*WHAT YOU ARE ASKED TO DO*. Copy each entry below word for word, leaving out the pictures.

*GIVEN RECORDS*.
________________________

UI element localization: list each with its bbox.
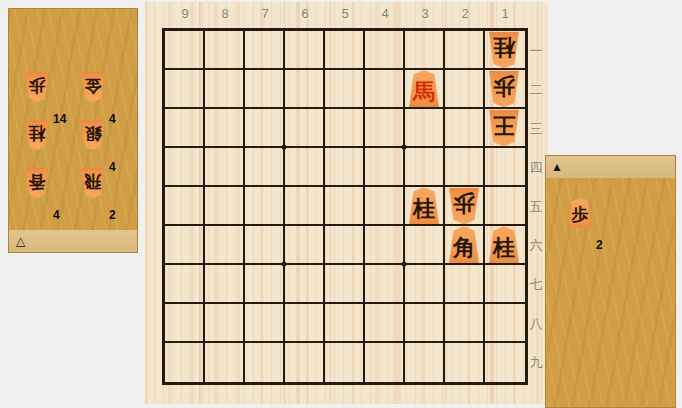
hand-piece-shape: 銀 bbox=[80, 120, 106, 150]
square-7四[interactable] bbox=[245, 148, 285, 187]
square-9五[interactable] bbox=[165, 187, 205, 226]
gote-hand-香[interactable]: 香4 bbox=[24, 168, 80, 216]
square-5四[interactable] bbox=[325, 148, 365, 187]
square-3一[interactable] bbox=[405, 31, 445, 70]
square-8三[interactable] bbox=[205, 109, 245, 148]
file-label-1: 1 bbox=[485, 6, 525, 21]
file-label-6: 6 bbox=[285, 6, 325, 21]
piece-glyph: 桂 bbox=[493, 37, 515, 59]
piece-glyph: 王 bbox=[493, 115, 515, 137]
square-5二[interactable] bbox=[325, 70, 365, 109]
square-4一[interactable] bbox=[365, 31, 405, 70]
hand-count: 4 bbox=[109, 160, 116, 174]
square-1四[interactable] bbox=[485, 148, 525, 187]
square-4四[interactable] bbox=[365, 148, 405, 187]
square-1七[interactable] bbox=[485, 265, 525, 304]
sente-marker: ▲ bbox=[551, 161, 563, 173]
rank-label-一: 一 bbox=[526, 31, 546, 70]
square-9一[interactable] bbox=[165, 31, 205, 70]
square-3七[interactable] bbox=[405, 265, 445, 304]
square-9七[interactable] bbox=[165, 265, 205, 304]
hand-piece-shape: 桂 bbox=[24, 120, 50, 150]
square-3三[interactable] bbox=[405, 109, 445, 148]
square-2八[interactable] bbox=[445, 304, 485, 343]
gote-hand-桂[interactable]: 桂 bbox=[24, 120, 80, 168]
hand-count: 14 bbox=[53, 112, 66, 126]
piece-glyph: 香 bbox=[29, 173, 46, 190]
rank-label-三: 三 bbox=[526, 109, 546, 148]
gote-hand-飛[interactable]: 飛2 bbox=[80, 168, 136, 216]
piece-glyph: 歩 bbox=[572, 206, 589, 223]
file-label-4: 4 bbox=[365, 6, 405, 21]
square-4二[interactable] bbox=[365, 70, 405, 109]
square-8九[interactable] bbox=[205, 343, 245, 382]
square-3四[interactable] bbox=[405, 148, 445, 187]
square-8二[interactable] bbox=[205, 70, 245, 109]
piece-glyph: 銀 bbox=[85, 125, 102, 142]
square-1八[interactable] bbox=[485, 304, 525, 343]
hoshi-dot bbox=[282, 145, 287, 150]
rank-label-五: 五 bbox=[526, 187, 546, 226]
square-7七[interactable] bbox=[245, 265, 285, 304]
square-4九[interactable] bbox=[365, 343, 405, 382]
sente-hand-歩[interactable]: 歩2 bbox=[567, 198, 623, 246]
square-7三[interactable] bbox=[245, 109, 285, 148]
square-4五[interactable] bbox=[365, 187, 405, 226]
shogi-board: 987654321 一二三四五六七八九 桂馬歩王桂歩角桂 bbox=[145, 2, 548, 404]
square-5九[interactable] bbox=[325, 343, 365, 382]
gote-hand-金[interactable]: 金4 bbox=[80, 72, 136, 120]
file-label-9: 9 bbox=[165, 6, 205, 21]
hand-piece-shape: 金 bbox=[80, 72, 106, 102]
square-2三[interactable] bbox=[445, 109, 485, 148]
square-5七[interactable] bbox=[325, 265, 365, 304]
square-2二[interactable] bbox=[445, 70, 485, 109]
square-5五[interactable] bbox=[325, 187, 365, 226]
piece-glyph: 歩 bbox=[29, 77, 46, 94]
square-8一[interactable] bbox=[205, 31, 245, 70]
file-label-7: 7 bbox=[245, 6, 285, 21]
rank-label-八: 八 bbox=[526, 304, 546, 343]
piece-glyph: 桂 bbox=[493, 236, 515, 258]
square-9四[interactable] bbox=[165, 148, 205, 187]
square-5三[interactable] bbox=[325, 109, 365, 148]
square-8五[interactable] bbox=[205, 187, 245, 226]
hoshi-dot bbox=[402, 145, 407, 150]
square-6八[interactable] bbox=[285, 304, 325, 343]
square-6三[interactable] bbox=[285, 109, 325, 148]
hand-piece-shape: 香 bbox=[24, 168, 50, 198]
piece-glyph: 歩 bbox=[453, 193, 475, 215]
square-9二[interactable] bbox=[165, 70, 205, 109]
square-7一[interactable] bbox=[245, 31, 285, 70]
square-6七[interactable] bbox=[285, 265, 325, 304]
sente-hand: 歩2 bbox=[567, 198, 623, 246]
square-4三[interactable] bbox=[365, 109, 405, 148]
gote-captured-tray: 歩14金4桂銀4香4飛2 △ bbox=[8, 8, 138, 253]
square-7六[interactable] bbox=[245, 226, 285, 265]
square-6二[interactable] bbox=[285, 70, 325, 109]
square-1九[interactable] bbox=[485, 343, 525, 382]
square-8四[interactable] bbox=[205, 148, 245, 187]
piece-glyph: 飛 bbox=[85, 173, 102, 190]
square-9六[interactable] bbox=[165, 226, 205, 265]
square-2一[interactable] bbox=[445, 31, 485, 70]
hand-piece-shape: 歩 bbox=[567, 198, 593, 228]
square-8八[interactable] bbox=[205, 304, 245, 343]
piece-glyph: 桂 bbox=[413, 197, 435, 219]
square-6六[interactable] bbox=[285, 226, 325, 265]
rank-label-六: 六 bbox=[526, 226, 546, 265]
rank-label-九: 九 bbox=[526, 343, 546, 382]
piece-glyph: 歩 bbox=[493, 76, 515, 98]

________________________

*SOLUTION*.
UI element localization: list each with its bbox.
hand-piece-shape: 銀 bbox=[80, 120, 106, 150]
square-7四[interactable] bbox=[245, 148, 285, 187]
square-9五[interactable] bbox=[165, 187, 205, 226]
gote-hand-香[interactable]: 香4 bbox=[24, 168, 80, 216]
square-5四[interactable] bbox=[325, 148, 365, 187]
square-3一[interactable] bbox=[405, 31, 445, 70]
square-8三[interactable] bbox=[205, 109, 245, 148]
file-label-1: 1 bbox=[485, 6, 525, 21]
file-label-6: 6 bbox=[285, 6, 325, 21]
piece-glyph: 桂 bbox=[493, 37, 515, 59]
piece-glyph: 王 bbox=[493, 115, 515, 137]
square-5二[interactable] bbox=[325, 70, 365, 109]
square-4一[interactable] bbox=[365, 31, 405, 70]
hand-count: 4 bbox=[109, 160, 116, 174]
square-1四[interactable] bbox=[485, 148, 525, 187]
square-4四[interactable] bbox=[365, 148, 405, 187]
square-1七[interactable] bbox=[485, 265, 525, 304]
sente-marker: ▲ bbox=[551, 161, 563, 173]
rank-label-一: 一 bbox=[526, 31, 546, 70]
square-9一[interactable] bbox=[165, 31, 205, 70]
square-3七[interactable] bbox=[405, 265, 445, 304]
square-9七[interactable] bbox=[165, 265, 205, 304]
hand-piece-shape: 桂 bbox=[24, 120, 50, 150]
square-3三[interactable] bbox=[405, 109, 445, 148]
square-2八[interactable] bbox=[445, 304, 485, 343]
gote-hand-桂[interactable]: 桂 bbox=[24, 120, 80, 168]
hand-count: 14 bbox=[53, 112, 66, 126]
piece-glyph: 香 bbox=[29, 173, 46, 190]
rank-label-三: 三 bbox=[526, 109, 546, 148]
gote-hand-飛[interactable]: 飛2 bbox=[80, 168, 136, 216]
piece-glyph: 歩 bbox=[572, 206, 589, 223]
file-label-4: 4 bbox=[365, 6, 405, 21]
square-4二[interactable] bbox=[365, 70, 405, 109]
square-8九[interactable] bbox=[205, 343, 245, 382]
square-3四[interactable] bbox=[405, 148, 445, 187]
square-8二[interactable] bbox=[205, 70, 245, 109]
piece-glyph: 銀 bbox=[85, 125, 102, 142]
square-1八[interactable] bbox=[485, 304, 525, 343]
hoshi-dot bbox=[282, 145, 287, 150]
rank-label-五: 五 bbox=[526, 187, 546, 226]
square-7七[interactable] bbox=[245, 265, 285, 304]
square-4九[interactable] bbox=[365, 343, 405, 382]
sente-hand-歩[interactable]: 歩2 bbox=[567, 198, 623, 246]
square-7三[interactable] bbox=[245, 109, 285, 148]
square-4五[interactable] bbox=[365, 187, 405, 226]
shogi-board: 987654321 一二三四五六七八九 桂馬歩王桂歩角桂 bbox=[145, 2, 548, 404]
square-5九[interactable] bbox=[325, 343, 365, 382]
gote-hand-金[interactable]: 金4 bbox=[80, 72, 136, 120]
file-label-9: 9 bbox=[165, 6, 205, 21]
hand-piece-shape: 金 bbox=[80, 72, 106, 102]
square-2三[interactable] bbox=[445, 109, 485, 148]
square-5七[interactable] bbox=[325, 265, 365, 304]
square-2二[interactable] bbox=[445, 70, 485, 109]
square-5五[interactable] bbox=[325, 187, 365, 226]
piece-glyph: 歩 bbox=[29, 77, 46, 94]
square-8一[interactable] bbox=[205, 31, 245, 70]
file-label-7: 7 bbox=[245, 6, 285, 21]
rank-label-八: 八 bbox=[526, 304, 546, 343]
piece-glyph: 桂 bbox=[493, 236, 515, 258]
square-9四[interactable] bbox=[165, 148, 205, 187]
square-5三[interactable] bbox=[325, 109, 365, 148]
square-8五[interactable] bbox=[205, 187, 245, 226]
hoshi-dot bbox=[402, 145, 407, 150]
square-6八[interactable] bbox=[285, 304, 325, 343]
square-6三[interactable] bbox=[285, 109, 325, 148]
hand-piece-shape: 香 bbox=[24, 168, 50, 198]
piece-glyph: 歩 bbox=[453, 193, 475, 215]
square-9二[interactable] bbox=[165, 70, 205, 109]
square-7一[interactable] bbox=[245, 31, 285, 70]
square-6七[interactable] bbox=[285, 265, 325, 304]
sente-hand: 歩2 bbox=[567, 198, 623, 246]
square-4三[interactable] bbox=[365, 109, 405, 148]
gote-captured-tray: 歩14金4桂銀4香4飛2 △ bbox=[8, 8, 138, 253]
square-7六[interactable] bbox=[245, 226, 285, 265]
square-6二[interactable] bbox=[285, 70, 325, 109]
square-1九[interactable] bbox=[485, 343, 525, 382]
square-8四[interactable] bbox=[205, 148, 245, 187]
piece-glyph: 飛 bbox=[85, 173, 102, 190]
square-9六[interactable] bbox=[165, 226, 205, 265]
square-2一[interactable] bbox=[445, 31, 485, 70]
hand-piece-shape: 歩 bbox=[567, 198, 593, 228]
square-8八[interactable] bbox=[205, 304, 245, 343]
piece-glyph: 桂 bbox=[413, 197, 435, 219]
square-6六[interactable] bbox=[285, 226, 325, 265]
rank-label-六: 六 bbox=[526, 226, 546, 265]
rank-label-九: 九 bbox=[526, 343, 546, 382]
piece-glyph: 歩 bbox=[493, 76, 515, 98]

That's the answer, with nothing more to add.